## SHORT EXERCISE:
Write out the entries below once more, exactly, with the pictures left out.

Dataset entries
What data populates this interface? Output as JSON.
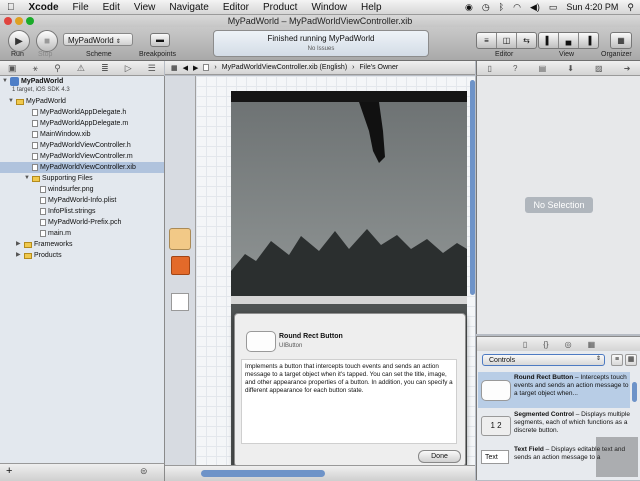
{
  "menubar": {
    "apple": "",
    "items": [
      "Xcode",
      "File",
      "Edit",
      "View",
      "Navigate",
      "Editor",
      "Product",
      "Window",
      "Help"
    ],
    "clock": "Sun 4:20 PM"
  },
  "window": {
    "title": "MyPadWorld – MyPadWorldViewController.xib"
  },
  "toolbar": {
    "run_label": "Run",
    "stop_label": "Stop",
    "scheme_label": "Scheme",
    "breakpoints_label": "Breakpoints",
    "scheme_value": "MyPadWorld",
    "activity_status": "Finished running MyPadWorld",
    "activity_issues": "No Issues",
    "editor_label": "Editor",
    "view_label": "View",
    "organizer_label": "Organizer"
  },
  "navigator": {
    "project_name": "MyPadWorld",
    "project_sub": "1 target, iOS SDK 4.3",
    "items": [
      {
        "label": "MyPadWorld",
        "kind": "folder"
      },
      {
        "label": "MyPadWorldAppDelegate.h",
        "kind": "h"
      },
      {
        "label": "MyPadWorldAppDelegate.m",
        "kind": "m"
      },
      {
        "label": "MainWindow.xib",
        "kind": "xib"
      },
      {
        "label": "MyPadWorldViewController.h",
        "kind": "h"
      },
      {
        "label": "MyPadWorldViewController.m",
        "kind": "m"
      },
      {
        "label": "MyPadWorldViewController.xib",
        "kind": "xib"
      },
      {
        "label": "Supporting Files",
        "kind": "folder"
      },
      {
        "label": "windsurfer.png",
        "kind": "png"
      },
      {
        "label": "MyPadWorld-Info.plist",
        "kind": "plist"
      },
      {
        "label": "InfoPlist.strings",
        "kind": "strings"
      },
      {
        "label": "MyPadWorld-Prefix.pch",
        "kind": "pch"
      },
      {
        "label": "main.m",
        "kind": "m"
      },
      {
        "label": "Frameworks",
        "kind": "folder"
      },
      {
        "label": "Products",
        "kind": "folder"
      }
    ]
  },
  "jumpbar": {
    "file": "MyPadWorldViewController.xib (English)",
    "owner": "File's Owner"
  },
  "popover": {
    "title": "Round Rect Button",
    "class": "UIButton",
    "description": "Implements a button that intercepts touch events and sends an action message to a target object when it's tapped. You can set the title, image, and other appearance properties of a button. In addition, you can specify a different appearance for each button state.",
    "done_label": "Done"
  },
  "inspector": {
    "no_selection": "No Selection"
  },
  "library": {
    "selected_category": "Controls",
    "items": [
      {
        "title": "Round Rect Button",
        "desc": " – Intercepts touch events and sends an action message to a target object when..."
      },
      {
        "title": "Segmented Control",
        "desc": " – Displays multiple segments, each of which functions as a discrete button."
      },
      {
        "title": "Text Field",
        "desc": " – Displays editable text and sends an action message to a"
      }
    ],
    "segment_preview": "1  2",
    "textfield_preview": "Text"
  },
  "colors": {
    "selection": "#b0c3dd",
    "accent": "#4d7ac2",
    "navigator_bg": "#e3e8ee"
  }
}
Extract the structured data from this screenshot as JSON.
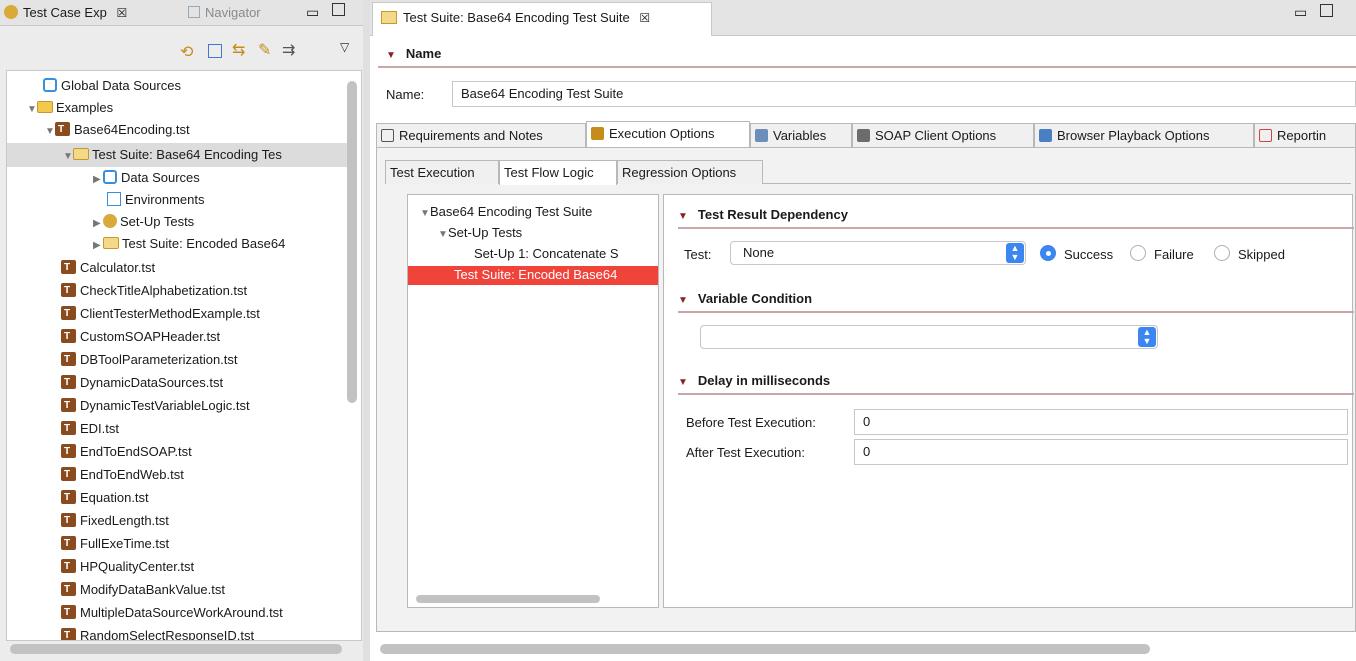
{
  "left_panel": {
    "tabs": [
      {
        "label": "Test Case Exp",
        "close": "☒"
      },
      {
        "label": "Navigator"
      }
    ],
    "tree": [
      {
        "label": "Global Data Sources",
        "icon": "data-sources-icon"
      },
      {
        "label": "Examples",
        "icon": "folder-icon"
      },
      {
        "label": "Base64Encoding.tst",
        "icon": "test-file-icon"
      },
      {
        "label": "Test Suite: Base64 Encoding Tes",
        "icon": "test-suite-icon"
      },
      {
        "label": "Data Sources",
        "icon": "data-sources-icon"
      },
      {
        "label": "Environments",
        "icon": "environments-icon"
      },
      {
        "label": "Set-Up Tests",
        "icon": "setup-tests-icon"
      },
      {
        "label": "Test Suite: Encoded Base64",
        "icon": "test-suite-icon"
      },
      {
        "label": "Calculator.tst"
      },
      {
        "label": "CheckTitleAlphabetization.tst"
      },
      {
        "label": "ClientTesterMethodExample.tst"
      },
      {
        "label": "CustomSOAPHeader.tst"
      },
      {
        "label": "DBToolParameterization.tst"
      },
      {
        "label": "DynamicDataSources.tst"
      },
      {
        "label": "DynamicTestVariableLogic.tst"
      },
      {
        "label": "EDI.tst"
      },
      {
        "label": "EndToEndSOAP.tst"
      },
      {
        "label": "EndToEndWeb.tst"
      },
      {
        "label": "Equation.tst"
      },
      {
        "label": "FixedLength.tst"
      },
      {
        "label": "FullExeTime.tst"
      },
      {
        "label": "HPQualityCenter.tst"
      },
      {
        "label": "ModifyDataBankValue.tst"
      },
      {
        "label": "MultipleDataSourceWorkAround.tst"
      },
      {
        "label": "RandomSelectResponseID.tst"
      }
    ]
  },
  "editor": {
    "tab_title": "Test Suite: Base64 Encoding Test Suite",
    "name_section": "Name",
    "name_label": "Name:",
    "name_value": "Base64 Encoding Test Suite",
    "main_tabs": [
      "Requirements and Notes",
      "Execution Options",
      "Variables",
      "SOAP Client Options",
      "Browser Playback Options",
      "Reportin"
    ],
    "sub_tabs": [
      "Test Execution",
      "Test Flow Logic",
      "Regression Options"
    ],
    "flow_tree": [
      "Base64 Encoding Test Suite",
      "Set-Up Tests",
      "Set-Up 1: Concatenate S",
      "Test Suite: Encoded Base64"
    ],
    "dependency": {
      "title": "Test Result Dependency",
      "test_label": "Test:",
      "test_value": "None",
      "options": [
        "Success",
        "Failure",
        "Skipped"
      ],
      "selected": "Success"
    },
    "variable_condition": {
      "title": "Variable Condition",
      "value": ""
    },
    "delay": {
      "title": "Delay in milliseconds",
      "before_label": "Before Test Execution:",
      "before_value": "0",
      "after_label": "After Test Execution:",
      "after_value": "0"
    }
  },
  "colors": {
    "selection": "#dcdcdc",
    "flow_selected": "#f0433a",
    "accent": "#3b86f0",
    "section_arrow": "#8a2020"
  }
}
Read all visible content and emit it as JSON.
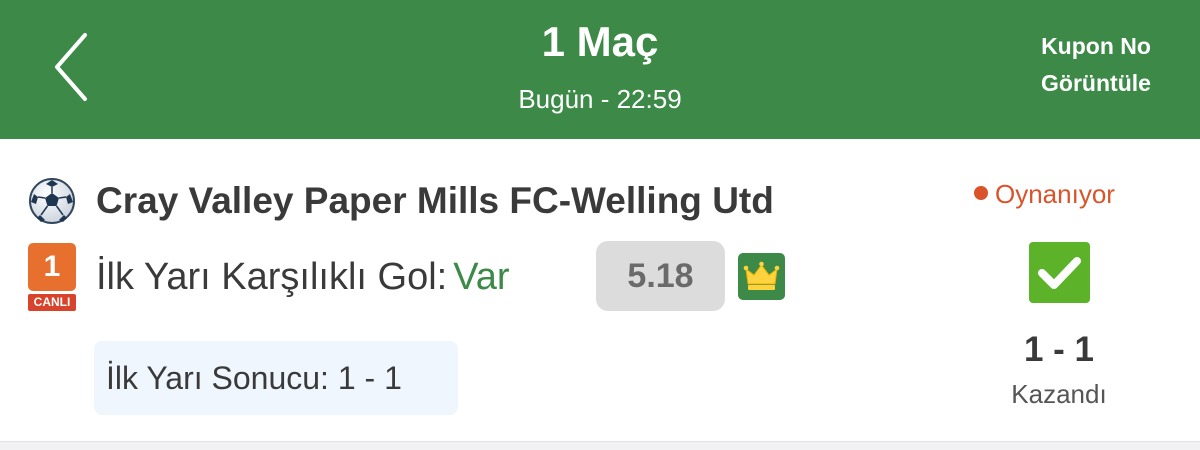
{
  "header": {
    "title": "1 Maç",
    "subtitle": "Bugün - 22:59",
    "kupon_line1": "Kupon No",
    "kupon_line2": "Görüntüle",
    "background": "#3d8a48"
  },
  "match": {
    "sport_icon": "soccer-ball-icon",
    "name": "Cray Valley Paper Mills FC-Welling Utd",
    "status": "Oynanıyor",
    "status_color": "#d9542b",
    "live_badge_number": "1",
    "live_badge_label": "CANLI",
    "bet_label": "İlk Yarı Karşılıklı Gol:",
    "bet_value": "Var",
    "odds": "5.18",
    "odds_icon": "crown-icon",
    "result_icon": "check-icon",
    "score": "1 - 1",
    "result": "Kazandı",
    "half_time": "İlk Yarı Sonucu: 1 - 1"
  }
}
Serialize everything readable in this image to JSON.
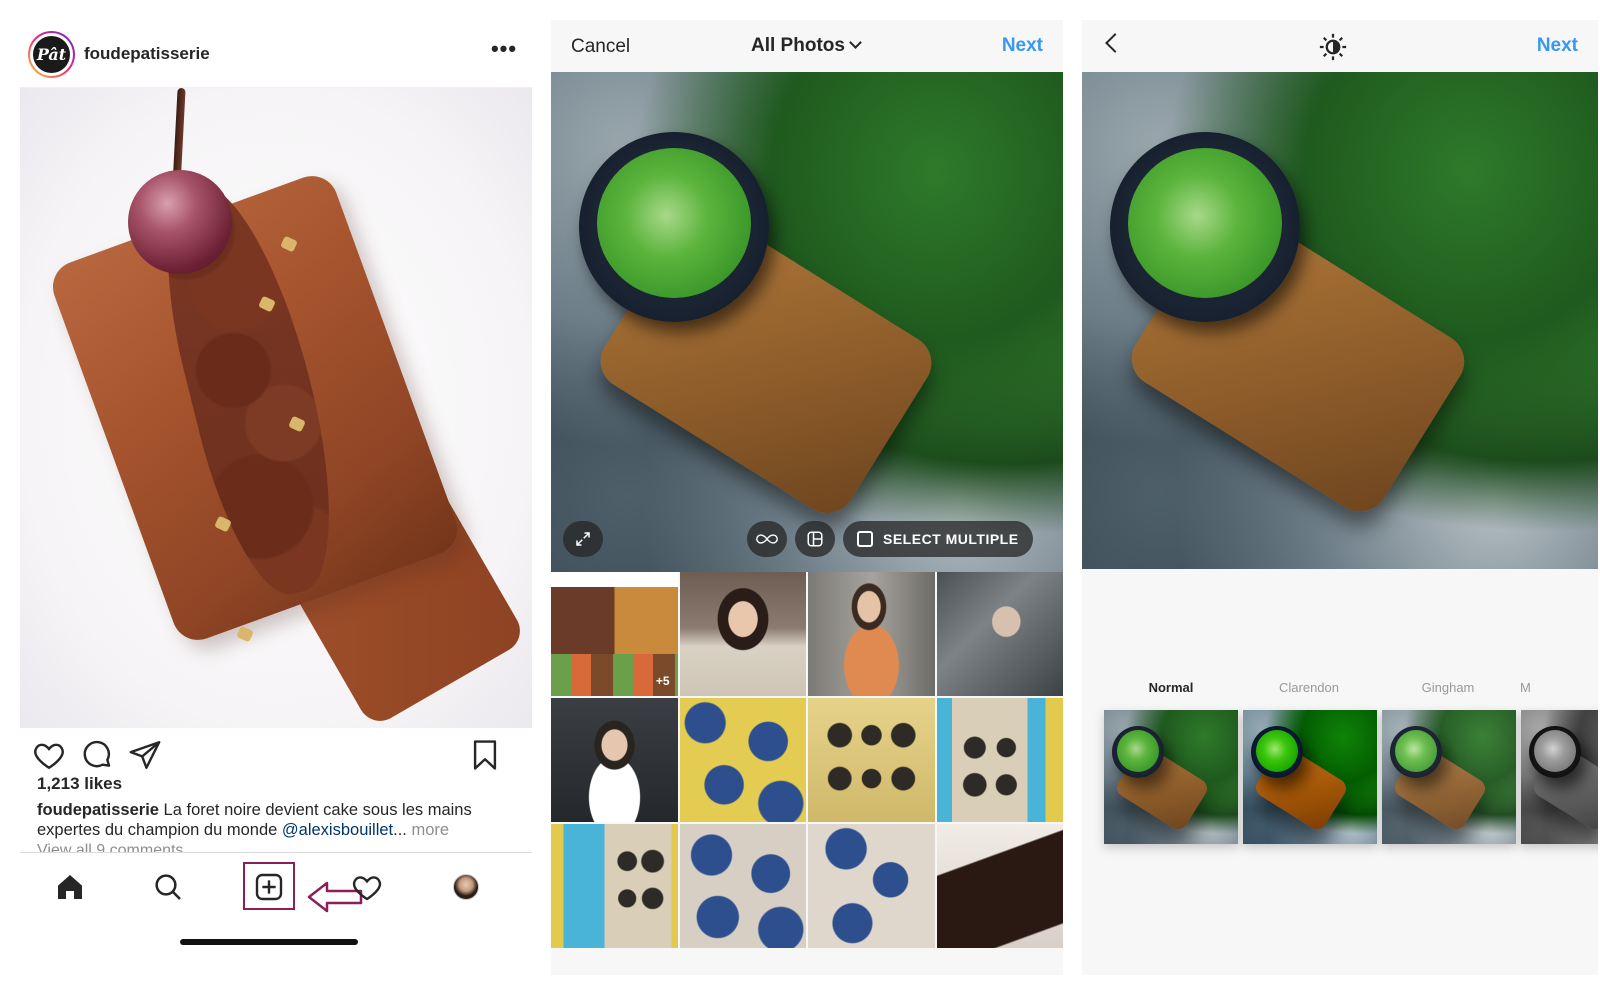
{
  "feed": {
    "username": "foudepatisserie",
    "logo_text": "Pât",
    "more_label": "•••",
    "likes": "1,213 likes",
    "caption_user": "foudepatisserie",
    "caption_text": " La foret noire devient cake sous les mains expertes du champion du monde ",
    "caption_mention": "@alexisbouillet",
    "caption_ellipsis": "...",
    "caption_more": " more",
    "comments_link": "View all 9 comments",
    "tabs": [
      "home-icon",
      "search-icon",
      "new-post-icon",
      "heart-icon",
      "profile-avatar"
    ],
    "highlight_color": "#8a1f5a"
  },
  "gallery": {
    "cancel": "Cancel",
    "album": "All Photos",
    "next": "Next",
    "select_multiple": "SELECT MULTIPLE",
    "grid_badge": "+5",
    "accent": "#3897f0"
  },
  "editor": {
    "next": "Next",
    "filters": [
      "Normal",
      "Clarendon",
      "Gingham",
      "M"
    ],
    "active_filter": "Normal"
  }
}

## WRITTEN ANSWER:
What data populates this interface? Output as JSON.
{
  "menubar": {
    "apple": "",
    "items": [
      "Xcode",
      "File",
      "Edit",
      "View",
      "Navigate",
      "Editor",
      "Product",
      "Window",
      "Help"
    ],
    "clock": "Sun 4:20 PM"
  },
  "window": {
    "title": "MyPadWorld – MyPadWorldViewController.xib"
  },
  "toolbar": {
    "run_label": "Run",
    "stop_label": "Stop",
    "scheme_label": "Scheme",
    "breakpoints_label": "Breakpoints",
    "scheme_value": "MyPadWorld",
    "activity_status": "Finished running MyPadWorld",
    "activity_issues": "No Issues",
    "editor_label": "Editor",
    "view_label": "View",
    "organizer_label": "Organizer"
  },
  "navigator": {
    "project_name": "MyPadWorld",
    "project_sub": "1 target, iOS SDK 4.3",
    "items": [
      {
        "label": "MyPadWorld",
        "kind": "folder"
      },
      {
        "label": "MyPadWorldAppDelegate.h",
        "kind": "h"
      },
      {
        "label": "MyPadWorldAppDelegate.m",
        "kind": "m"
      },
      {
        "label": "MainWindow.xib",
        "kind": "xib"
      },
      {
        "label": "MyPadWorldViewController.h",
        "kind": "h"
      },
      {
        "label": "MyPadWorldViewController.m",
        "kind": "m"
      },
      {
        "label": "MyPadWorldViewController.xib",
        "kind": "xib"
      },
      {
        "label": "Supporting Files",
        "kind": "folder"
      },
      {
        "label": "windsurfer.png",
        "kind": "png"
      },
      {
        "label": "MyPadWorld-Info.plist",
        "kind": "plist"
      },
      {
        "label": "InfoPlist.strings",
        "kind": "strings"
      },
      {
        "label": "MyPadWorld-Prefix.pch",
        "kind": "pch"
      },
      {
        "label": "main.m",
        "kind": "m"
      },
      {
        "label": "Frameworks",
        "kind": "folder"
      },
      {
        "label": "Products",
        "kind": "folder"
      }
    ]
  },
  "jumpbar": {
    "file": "MyPadWorldViewController.xib (English)",
    "owner": "File's Owner"
  },
  "popover": {
    "title": "Round Rect Button",
    "class": "UIButton",
    "description": "Implements a button that intercepts touch events and sends an action message to a target object when it's tapped. You can set the title, image, and other appearance properties of a button. In addition, you can specify a different appearance for each button state.",
    "done_label": "Done"
  },
  "inspector": {
    "no_selection": "No Selection"
  },
  "library": {
    "selected_category": "Controls",
    "items": [
      {
        "title": "Round Rect Button",
        "desc": " – Intercepts touch events and sends an action message to a target object when..."
      },
      {
        "title": "Segmented Control",
        "desc": " – Displays multiple segments, each of which functions as a discrete button."
      },
      {
        "title": "Text Field",
        "desc": " – Displays editable text and sends an action message to a"
      }
    ],
    "segment_preview": "1  2",
    "textfield_preview": "Text"
  },
  "colors": {
    "selection": "#b0c3dd",
    "accent": "#4d7ac2",
    "navigator_bg": "#e3e8ee"
  }
}
Extract the structured data from this screenshot as JSON.
{
  "left_panel": {
    "tabs": [
      {
        "label": "Test Case Exp",
        "close": "☒"
      },
      {
        "label": "Navigator"
      }
    ],
    "tree": [
      {
        "label": "Global Data Sources",
        "icon": "data-sources-icon"
      },
      {
        "label": "Examples",
        "icon": "folder-icon"
      },
      {
        "label": "Base64Encoding.tst",
        "icon": "test-file-icon"
      },
      {
        "label": "Test Suite: Base64 Encoding Tes",
        "icon": "test-suite-icon"
      },
      {
        "label": "Data Sources",
        "icon": "data-sources-icon"
      },
      {
        "label": "Environments",
        "icon": "environments-icon"
      },
      {
        "label": "Set-Up Tests",
        "icon": "setup-tests-icon"
      },
      {
        "label": "Test Suite: Encoded Base64",
        "icon": "test-suite-icon"
      },
      {
        "label": "Calculator.tst"
      },
      {
        "label": "CheckTitleAlphabetization.tst"
      },
      {
        "label": "ClientTesterMethodExample.tst"
      },
      {
        "label": "CustomSOAPHeader.tst"
      },
      {
        "label": "DBToolParameterization.tst"
      },
      {
        "label": "DynamicDataSources.tst"
      },
      {
        "label": "DynamicTestVariableLogic.tst"
      },
      {
        "label": "EDI.tst"
      },
      {
        "label": "EndToEndSOAP.tst"
      },
      {
        "label": "EndToEndWeb.tst"
      },
      {
        "label": "Equation.tst"
      },
      {
        "label": "FixedLength.tst"
      },
      {
        "label": "FullExeTime.tst"
      },
      {
        "label": "HPQualityCenter.tst"
      },
      {
        "label": "ModifyDataBankValue.tst"
      },
      {
        "label": "MultipleDataSourceWorkAround.tst"
      },
      {
        "label": "RandomSelectResponseID.tst"
      }
    ]
  },
  "editor": {
    "tab_title": "Test Suite: Base64 Encoding Test Suite",
    "name_section": "Name",
    "name_label": "Name:",
    "name_value": "Base64 Encoding Test Suite",
    "main_tabs": [
      "Requirements and Notes",
      "Execution Options",
      "Variables",
      "SOAP Client Options",
      "Browser Playback Options",
      "Reportin"
    ],
    "sub_tabs": [
      "Test Execution",
      "Test Flow Logic",
      "Regression Options"
    ],
    "flow_tree": [
      "Base64 Encoding Test Suite",
      "Set-Up Tests",
      "Set-Up 1: Concatenate S",
      "Test Suite: Encoded Base64"
    ],
    "dependency": {
      "title": "Test Result Dependency",
      "test_label": "Test:",
      "test_value": "None",
      "options": [
        "Success",
        "Failure",
        "Skipped"
      ],
      "selected": "Success"
    },
    "variable_condition": {
      "title": "Variable Condition",
      "value": ""
    },
    "delay": {
      "title": "Delay in milliseconds",
      "before_label": "Before Test Execution:",
      "before_value": "0",
      "after_label": "After Test Execution:",
      "after_value": "0"
    }
  },
  "colors": {
    "selection": "#dcdcdc",
    "flow_selected": "#f0433a",
    "accent": "#3b86f0",
    "section_arrow": "#8a2020"
  }
}
Read all visible content and emit it as JSON.
{
  "header": {
    "title": "1 Maç",
    "subtitle": "Bugün - 22:59",
    "kupon_line1": "Kupon No",
    "kupon_line2": "Görüntüle",
    "background": "#3d8a48"
  },
  "match": {
    "sport_icon": "soccer-ball-icon",
    "name": "Cray Valley Paper Mills FC-Welling Utd",
    "status": "Oynanıyor",
    "status_color": "#d9542b",
    "live_badge_number": "1",
    "live_badge_label": "CANLI",
    "bet_label": "İlk Yarı Karşılıklı Gol:",
    "bet_value": "Var",
    "odds": "5.18",
    "odds_icon": "crown-icon",
    "result_icon": "check-icon",
    "score": "1 - 1",
    "result": "Kazandı",
    "half_time": "İlk Yarı Sonucu: 1 - 1"
  }
}
Serialize everything readable in this image to JSON.
{
  "feed": {
    "username": "foudepatisserie",
    "logo_text": "Pât",
    "more_label": "•••",
    "likes": "1,213 likes",
    "caption_user": "foudepatisserie",
    "caption_text": " La foret noire devient cake sous les mains expertes du champion du monde ",
    "caption_mention": "@alexisbouillet",
    "caption_ellipsis": "...",
    "caption_more": " more",
    "comments_link": "View all 9 comments",
    "tabs": [
      "home-icon",
      "search-icon",
      "new-post-icon",
      "heart-icon",
      "profile-avatar"
    ],
    "highlight_color": "#8a1f5a"
  },
  "gallery": {
    "cancel": "Cancel",
    "album": "All Photos",
    "next": "Next",
    "select_multiple": "SELECT MULTIPLE",
    "grid_badge": "+5",
    "accent": "#3897f0"
  },
  "editor": {
    "next": "Next",
    "filters": [
      "Normal",
      "Clarendon",
      "Gingham",
      "M"
    ],
    "active_filter": "Normal"
  }
}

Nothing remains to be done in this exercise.